Instruction:
Of the lines in the entries, how many hold the word "JSON"? Give that number alone.

Figure contents as structured data
========================================
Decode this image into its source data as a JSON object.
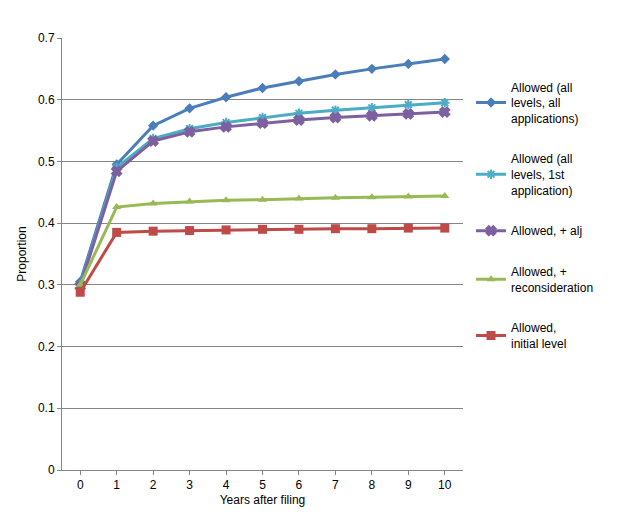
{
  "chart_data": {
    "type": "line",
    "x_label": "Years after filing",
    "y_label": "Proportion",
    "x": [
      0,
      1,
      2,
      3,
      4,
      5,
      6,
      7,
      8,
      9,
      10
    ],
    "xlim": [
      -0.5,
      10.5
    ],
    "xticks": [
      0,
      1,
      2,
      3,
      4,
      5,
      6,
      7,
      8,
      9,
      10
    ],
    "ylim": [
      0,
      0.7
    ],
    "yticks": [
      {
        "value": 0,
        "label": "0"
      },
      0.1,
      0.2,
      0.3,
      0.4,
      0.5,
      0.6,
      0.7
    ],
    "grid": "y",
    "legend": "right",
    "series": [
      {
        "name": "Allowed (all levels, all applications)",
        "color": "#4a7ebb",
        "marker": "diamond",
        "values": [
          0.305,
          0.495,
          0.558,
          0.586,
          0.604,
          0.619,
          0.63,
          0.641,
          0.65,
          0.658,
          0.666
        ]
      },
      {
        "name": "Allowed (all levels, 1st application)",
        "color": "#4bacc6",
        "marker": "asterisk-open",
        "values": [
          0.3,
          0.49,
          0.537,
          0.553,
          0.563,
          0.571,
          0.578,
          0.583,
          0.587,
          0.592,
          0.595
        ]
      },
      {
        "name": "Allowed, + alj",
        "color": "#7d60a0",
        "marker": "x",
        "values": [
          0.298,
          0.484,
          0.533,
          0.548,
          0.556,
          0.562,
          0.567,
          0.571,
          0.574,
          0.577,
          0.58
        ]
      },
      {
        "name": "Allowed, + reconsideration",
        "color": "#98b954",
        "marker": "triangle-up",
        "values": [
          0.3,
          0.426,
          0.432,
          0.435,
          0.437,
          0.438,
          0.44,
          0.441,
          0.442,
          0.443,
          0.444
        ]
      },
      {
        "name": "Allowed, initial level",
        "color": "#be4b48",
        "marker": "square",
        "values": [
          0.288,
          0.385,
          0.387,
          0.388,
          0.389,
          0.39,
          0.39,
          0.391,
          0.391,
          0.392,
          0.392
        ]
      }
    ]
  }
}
========================================
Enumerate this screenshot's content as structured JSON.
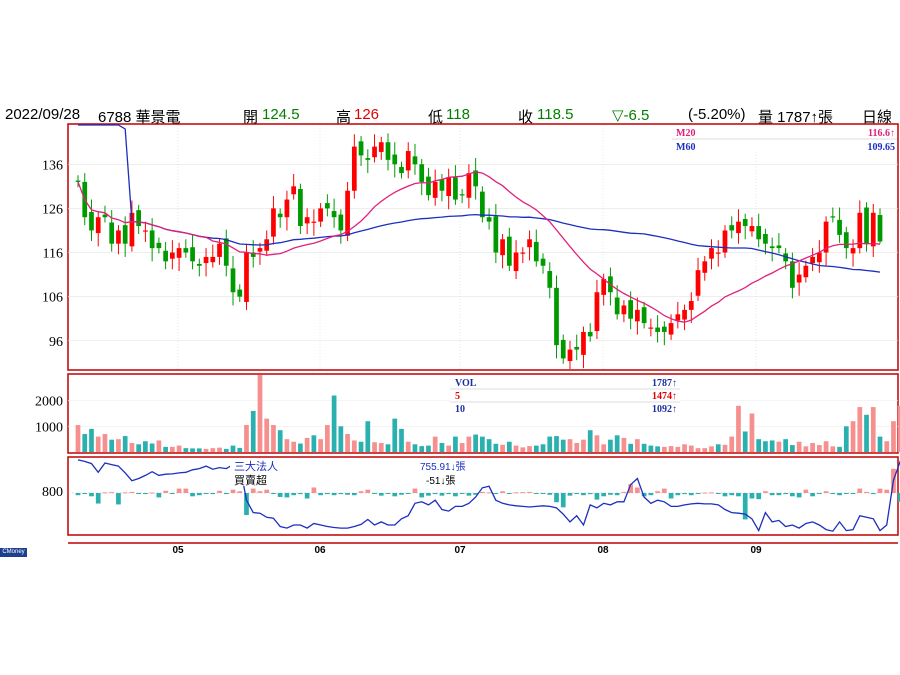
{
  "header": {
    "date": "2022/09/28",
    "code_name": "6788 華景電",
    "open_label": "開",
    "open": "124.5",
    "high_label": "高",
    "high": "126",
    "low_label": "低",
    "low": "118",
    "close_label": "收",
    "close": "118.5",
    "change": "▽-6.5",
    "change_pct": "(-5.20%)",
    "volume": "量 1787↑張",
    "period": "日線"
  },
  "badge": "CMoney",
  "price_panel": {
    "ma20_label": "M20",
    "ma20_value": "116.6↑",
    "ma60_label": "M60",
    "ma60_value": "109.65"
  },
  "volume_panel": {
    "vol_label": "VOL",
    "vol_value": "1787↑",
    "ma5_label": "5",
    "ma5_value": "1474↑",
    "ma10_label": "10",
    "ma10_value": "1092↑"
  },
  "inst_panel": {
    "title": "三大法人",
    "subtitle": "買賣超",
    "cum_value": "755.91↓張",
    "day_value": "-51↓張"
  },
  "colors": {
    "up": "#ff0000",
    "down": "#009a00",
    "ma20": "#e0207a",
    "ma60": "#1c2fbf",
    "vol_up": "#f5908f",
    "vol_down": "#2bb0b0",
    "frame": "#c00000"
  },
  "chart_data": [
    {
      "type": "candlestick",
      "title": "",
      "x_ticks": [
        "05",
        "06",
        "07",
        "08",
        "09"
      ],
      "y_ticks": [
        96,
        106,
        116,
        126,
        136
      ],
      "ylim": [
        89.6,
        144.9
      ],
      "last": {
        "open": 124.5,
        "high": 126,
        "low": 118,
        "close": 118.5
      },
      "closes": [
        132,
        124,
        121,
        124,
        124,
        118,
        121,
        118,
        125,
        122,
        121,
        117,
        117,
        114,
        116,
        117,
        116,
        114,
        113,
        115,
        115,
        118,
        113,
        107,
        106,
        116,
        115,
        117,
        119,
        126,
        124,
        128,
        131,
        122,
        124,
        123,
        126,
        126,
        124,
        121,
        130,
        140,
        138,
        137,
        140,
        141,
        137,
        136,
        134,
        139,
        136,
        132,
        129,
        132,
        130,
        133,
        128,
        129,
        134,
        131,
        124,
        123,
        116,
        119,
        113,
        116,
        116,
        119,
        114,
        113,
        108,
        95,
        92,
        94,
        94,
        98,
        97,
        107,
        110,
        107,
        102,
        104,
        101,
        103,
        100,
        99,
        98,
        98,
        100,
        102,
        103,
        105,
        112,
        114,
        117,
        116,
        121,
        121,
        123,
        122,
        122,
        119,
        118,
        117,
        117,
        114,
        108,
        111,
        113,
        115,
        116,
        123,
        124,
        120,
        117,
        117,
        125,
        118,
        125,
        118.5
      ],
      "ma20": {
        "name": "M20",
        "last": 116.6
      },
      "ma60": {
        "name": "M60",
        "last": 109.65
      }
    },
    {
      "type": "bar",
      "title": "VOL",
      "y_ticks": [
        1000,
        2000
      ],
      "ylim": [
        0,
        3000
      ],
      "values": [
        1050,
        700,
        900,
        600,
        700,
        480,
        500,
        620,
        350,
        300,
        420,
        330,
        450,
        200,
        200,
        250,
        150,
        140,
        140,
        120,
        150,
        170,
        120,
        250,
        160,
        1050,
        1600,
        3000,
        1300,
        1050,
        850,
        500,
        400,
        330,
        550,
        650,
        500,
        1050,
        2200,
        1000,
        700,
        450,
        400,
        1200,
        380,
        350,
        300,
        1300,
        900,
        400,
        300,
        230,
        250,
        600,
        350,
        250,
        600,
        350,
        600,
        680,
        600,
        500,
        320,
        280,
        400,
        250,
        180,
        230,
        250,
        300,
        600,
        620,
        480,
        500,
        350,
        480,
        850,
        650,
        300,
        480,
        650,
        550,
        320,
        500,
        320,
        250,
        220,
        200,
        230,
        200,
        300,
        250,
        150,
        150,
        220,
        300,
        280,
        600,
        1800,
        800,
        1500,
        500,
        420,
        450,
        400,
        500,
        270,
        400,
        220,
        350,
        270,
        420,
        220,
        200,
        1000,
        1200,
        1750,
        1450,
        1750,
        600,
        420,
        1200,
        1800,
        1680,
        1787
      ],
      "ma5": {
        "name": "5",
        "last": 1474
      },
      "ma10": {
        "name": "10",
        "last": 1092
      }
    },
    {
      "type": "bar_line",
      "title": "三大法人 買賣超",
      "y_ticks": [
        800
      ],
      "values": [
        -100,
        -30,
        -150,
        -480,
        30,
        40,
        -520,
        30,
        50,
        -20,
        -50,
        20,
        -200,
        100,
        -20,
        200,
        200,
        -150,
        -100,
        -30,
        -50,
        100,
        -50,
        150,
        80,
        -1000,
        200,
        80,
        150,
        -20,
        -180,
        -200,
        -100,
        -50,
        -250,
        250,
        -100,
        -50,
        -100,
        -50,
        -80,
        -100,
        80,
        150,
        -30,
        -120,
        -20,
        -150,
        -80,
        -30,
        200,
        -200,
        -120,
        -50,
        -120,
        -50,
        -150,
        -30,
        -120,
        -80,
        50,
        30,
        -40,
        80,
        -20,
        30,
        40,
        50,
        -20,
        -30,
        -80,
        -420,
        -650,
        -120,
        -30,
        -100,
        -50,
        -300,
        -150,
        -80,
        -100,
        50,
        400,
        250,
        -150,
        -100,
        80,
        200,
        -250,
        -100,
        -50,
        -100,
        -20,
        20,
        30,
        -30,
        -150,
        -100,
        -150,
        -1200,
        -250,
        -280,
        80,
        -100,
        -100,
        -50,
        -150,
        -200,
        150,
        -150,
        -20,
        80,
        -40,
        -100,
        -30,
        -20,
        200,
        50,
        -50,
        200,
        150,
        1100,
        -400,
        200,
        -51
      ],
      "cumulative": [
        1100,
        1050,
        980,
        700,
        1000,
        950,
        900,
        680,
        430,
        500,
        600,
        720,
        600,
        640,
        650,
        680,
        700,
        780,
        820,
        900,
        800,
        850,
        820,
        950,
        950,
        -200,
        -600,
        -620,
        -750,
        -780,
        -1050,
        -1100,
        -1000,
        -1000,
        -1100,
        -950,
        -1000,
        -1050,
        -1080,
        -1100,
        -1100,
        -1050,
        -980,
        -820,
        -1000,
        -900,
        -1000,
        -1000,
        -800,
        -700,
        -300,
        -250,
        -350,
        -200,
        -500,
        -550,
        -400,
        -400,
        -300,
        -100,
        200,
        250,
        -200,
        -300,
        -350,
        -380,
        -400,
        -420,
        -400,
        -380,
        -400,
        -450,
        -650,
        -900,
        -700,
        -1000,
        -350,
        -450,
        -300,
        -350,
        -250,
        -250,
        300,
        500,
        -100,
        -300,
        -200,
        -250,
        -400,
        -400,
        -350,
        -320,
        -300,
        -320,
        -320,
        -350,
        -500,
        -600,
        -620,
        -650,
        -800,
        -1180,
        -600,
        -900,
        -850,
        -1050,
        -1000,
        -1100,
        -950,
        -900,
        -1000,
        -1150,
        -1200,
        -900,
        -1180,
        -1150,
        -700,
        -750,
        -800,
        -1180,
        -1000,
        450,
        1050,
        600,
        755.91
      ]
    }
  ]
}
========================================
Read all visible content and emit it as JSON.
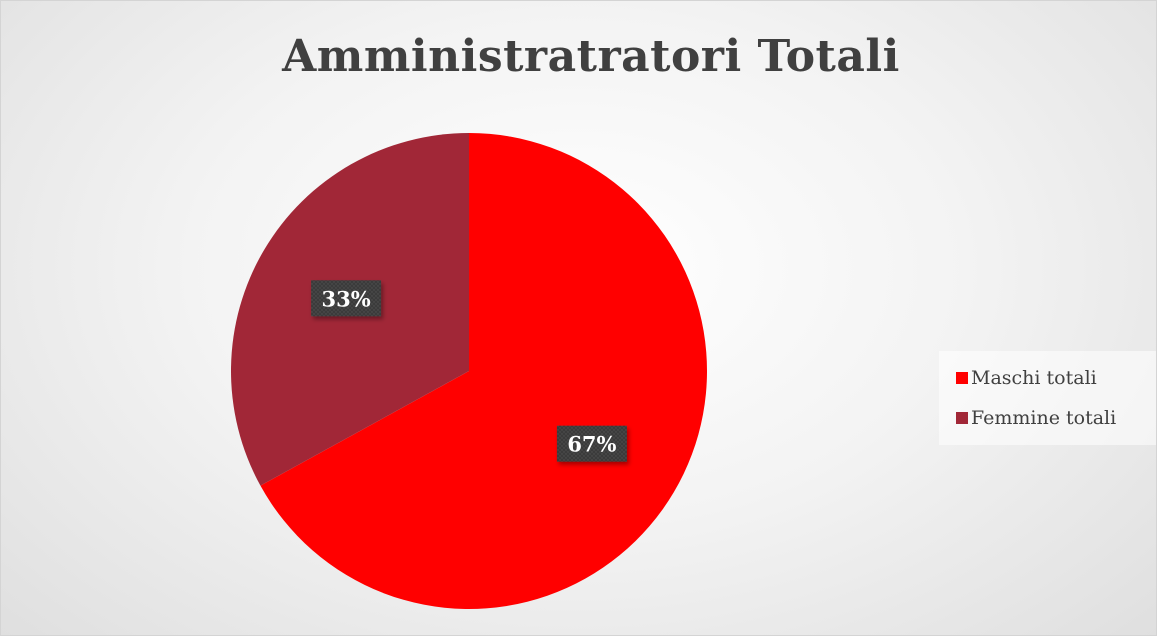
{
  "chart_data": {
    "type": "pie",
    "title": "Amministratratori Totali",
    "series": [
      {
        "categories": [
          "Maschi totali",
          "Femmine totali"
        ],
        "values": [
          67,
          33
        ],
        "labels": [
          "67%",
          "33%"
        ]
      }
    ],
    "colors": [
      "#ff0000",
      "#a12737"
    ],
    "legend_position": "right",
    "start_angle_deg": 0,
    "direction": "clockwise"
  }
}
========================================
Written response:
3